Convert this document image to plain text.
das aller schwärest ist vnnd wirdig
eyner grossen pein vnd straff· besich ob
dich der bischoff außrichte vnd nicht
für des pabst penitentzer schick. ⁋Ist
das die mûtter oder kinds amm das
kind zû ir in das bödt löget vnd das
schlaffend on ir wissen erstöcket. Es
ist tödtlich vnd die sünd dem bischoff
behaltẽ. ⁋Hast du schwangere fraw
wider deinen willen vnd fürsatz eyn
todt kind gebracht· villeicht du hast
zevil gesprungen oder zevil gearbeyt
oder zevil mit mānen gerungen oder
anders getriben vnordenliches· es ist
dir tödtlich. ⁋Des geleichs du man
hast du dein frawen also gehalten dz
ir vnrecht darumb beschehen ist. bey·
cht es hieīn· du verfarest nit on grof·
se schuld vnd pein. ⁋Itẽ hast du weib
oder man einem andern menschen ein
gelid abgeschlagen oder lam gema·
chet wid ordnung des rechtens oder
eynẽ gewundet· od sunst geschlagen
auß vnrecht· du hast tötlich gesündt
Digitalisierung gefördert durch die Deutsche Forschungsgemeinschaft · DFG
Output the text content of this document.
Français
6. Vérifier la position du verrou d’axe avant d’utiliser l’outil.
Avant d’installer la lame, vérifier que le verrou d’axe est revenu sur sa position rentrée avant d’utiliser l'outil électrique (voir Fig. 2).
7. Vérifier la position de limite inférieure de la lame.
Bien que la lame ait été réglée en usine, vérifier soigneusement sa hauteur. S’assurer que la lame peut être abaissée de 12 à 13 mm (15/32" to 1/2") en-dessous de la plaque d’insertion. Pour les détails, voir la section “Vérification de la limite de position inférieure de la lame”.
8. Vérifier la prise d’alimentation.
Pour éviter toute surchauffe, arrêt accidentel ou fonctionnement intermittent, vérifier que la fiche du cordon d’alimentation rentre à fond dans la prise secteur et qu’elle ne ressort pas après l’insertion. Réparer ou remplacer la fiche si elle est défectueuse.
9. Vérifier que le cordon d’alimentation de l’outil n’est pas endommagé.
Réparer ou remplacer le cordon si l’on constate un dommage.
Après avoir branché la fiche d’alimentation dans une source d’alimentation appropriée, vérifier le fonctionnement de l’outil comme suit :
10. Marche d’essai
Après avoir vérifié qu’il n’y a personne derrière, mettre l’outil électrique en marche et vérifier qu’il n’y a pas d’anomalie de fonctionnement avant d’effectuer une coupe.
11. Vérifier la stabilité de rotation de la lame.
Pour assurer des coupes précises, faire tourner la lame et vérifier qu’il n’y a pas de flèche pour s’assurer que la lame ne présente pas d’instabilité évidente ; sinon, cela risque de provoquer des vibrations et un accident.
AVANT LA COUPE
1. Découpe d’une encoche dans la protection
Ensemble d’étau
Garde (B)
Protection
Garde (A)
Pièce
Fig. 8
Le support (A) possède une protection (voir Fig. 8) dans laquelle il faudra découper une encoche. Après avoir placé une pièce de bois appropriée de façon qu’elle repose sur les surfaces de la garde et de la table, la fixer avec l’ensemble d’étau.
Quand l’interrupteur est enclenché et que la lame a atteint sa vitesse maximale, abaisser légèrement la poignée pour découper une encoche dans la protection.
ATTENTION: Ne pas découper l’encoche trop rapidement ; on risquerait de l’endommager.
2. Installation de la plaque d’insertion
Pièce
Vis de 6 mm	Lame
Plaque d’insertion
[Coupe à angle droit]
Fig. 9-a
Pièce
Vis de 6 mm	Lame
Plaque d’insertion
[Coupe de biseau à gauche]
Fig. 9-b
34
*-*-*
Extract every record. Keep wording exact.

Convert this document image to plain text.
das aller schwärest ist vnnd wirdig
eyner grossen pein vnd straff· besich ob
dich der bischoff außrichte vnd nicht
für des pabst penitentzer schick. ⁋Ist
das die mûtter oder kinds amm das
kind zû ir in das bödt löget vnd das
schlaffend on ir wissen erstöcket. Es
ist tödtlich vnd die sünd dem bischoff
behaltẽ. ⁋Hast du schwangere fraw
wider deinen willen vnd fürsatz eyn
todt kind gebracht· villeicht du hast
zevil gesprungen oder zevil gearbeyt
oder zevil mit mānen gerungen oder
anders getriben vnordenliches· es ist
dir tödtlich. ⁋Des geleichs du man
hast du dein frawen also gehalten dz
ir vnrecht darumb beschehen ist. bey·
cht es hieīn· du verfarest nit on grof·
se schuld vnd pein. ⁋Itẽ hast du weib
oder man einem andern menschen ein
gelid abgeschlagen oder lam gema·
chet wid ordnung des rechtens oder
eynẽ gewundet· od sunst geschlagen
auß vnrecht· du hast tötlich gesündt
Digitalisierung gefördert durch die Deutsche Forschungsgemeinschaft · DFG
Output the text content of this document.
Français
6. Vérifier la position du verrou d’axe avant d’utiliser l’outil.
Avant d’installer la lame, vérifier que le verrou d’axe est revenu sur sa position rentrée avant d’utiliser l'outil électrique (voir Fig. 2).
7. Vérifier la position de limite inférieure de la lame.
Bien que la lame ait été réglée en usine, vérifier soigneusement sa hauteur. S’assurer que la lame peut être abaissée de 12 à 13 mm (15/32" to 1/2") en-dessous de la plaque d’insertion. Pour les détails, voir la section “Vérification de la limite de position inférieure de la lame”.
8. Vérifier la prise d’alimentation.
Pour éviter toute surchauffe, arrêt accidentel ou fonctionnement intermittent, vérifier que la fiche du cordon d’alimentation rentre à fond dans la prise secteur et qu’elle ne ressort pas après l’insertion. Réparer ou remplacer la fiche si elle est défectueuse.
9. Vérifier que le cordon d’alimentation de l’outil n’est pas endommagé.
Réparer ou remplacer le cordon si l’on constate un dommage.
Après avoir branché la fiche d’alimentation dans une source d’alimentation appropriée, vérifier le fonctionnement de l’outil comme suit :
10. Marche d’essai
Après avoir vérifié qu’il n’y a personne derrière, mettre l’outil électrique en marche et vérifier qu’il n’y a pas d’anomalie de fonctionnement avant d’effectuer une coupe.
11. Vérifier la stabilité de rotation de la lame.
Pour assurer des coupes précises, faire tourner la lame et vérifier qu’il n’y a pas de flèche pour s’assurer que la lame ne présente pas d’instabilité évidente ; sinon, cela risque de provoquer des vibrations et un accident.
AVANT LA COUPE
1. Découpe d’une encoche dans la protection
Ensemble d’étau
Garde (B)
Protection
Garde (A)
Pièce
Fig. 8
Le support (A) possède une protection (voir Fig. 8) dans laquelle il faudra découper une encoche. Après avoir placé une pièce de bois appropriée de façon qu’elle repose sur les surfaces de la garde et de la table, la fixer avec l’ensemble d’étau.
Quand l’interrupteur est enclenché et que la lame a atteint sa vitesse maximale, abaisser légèrement la poignée pour découper une encoche dans la protection.
ATTENTION: Ne pas découper l’encoche trop rapidement ; on risquerait de l’endommager.
2. Installation de la plaque d’insertion
Pièce
Vis de 6 mm	Lame
Plaque d’insertion
[Coupe à angle droit]
Fig. 9-a
Pièce
Vis de 6 mm	Lame
Plaque d’insertion
[Coupe de biseau à gauche]
Fig. 9-b
34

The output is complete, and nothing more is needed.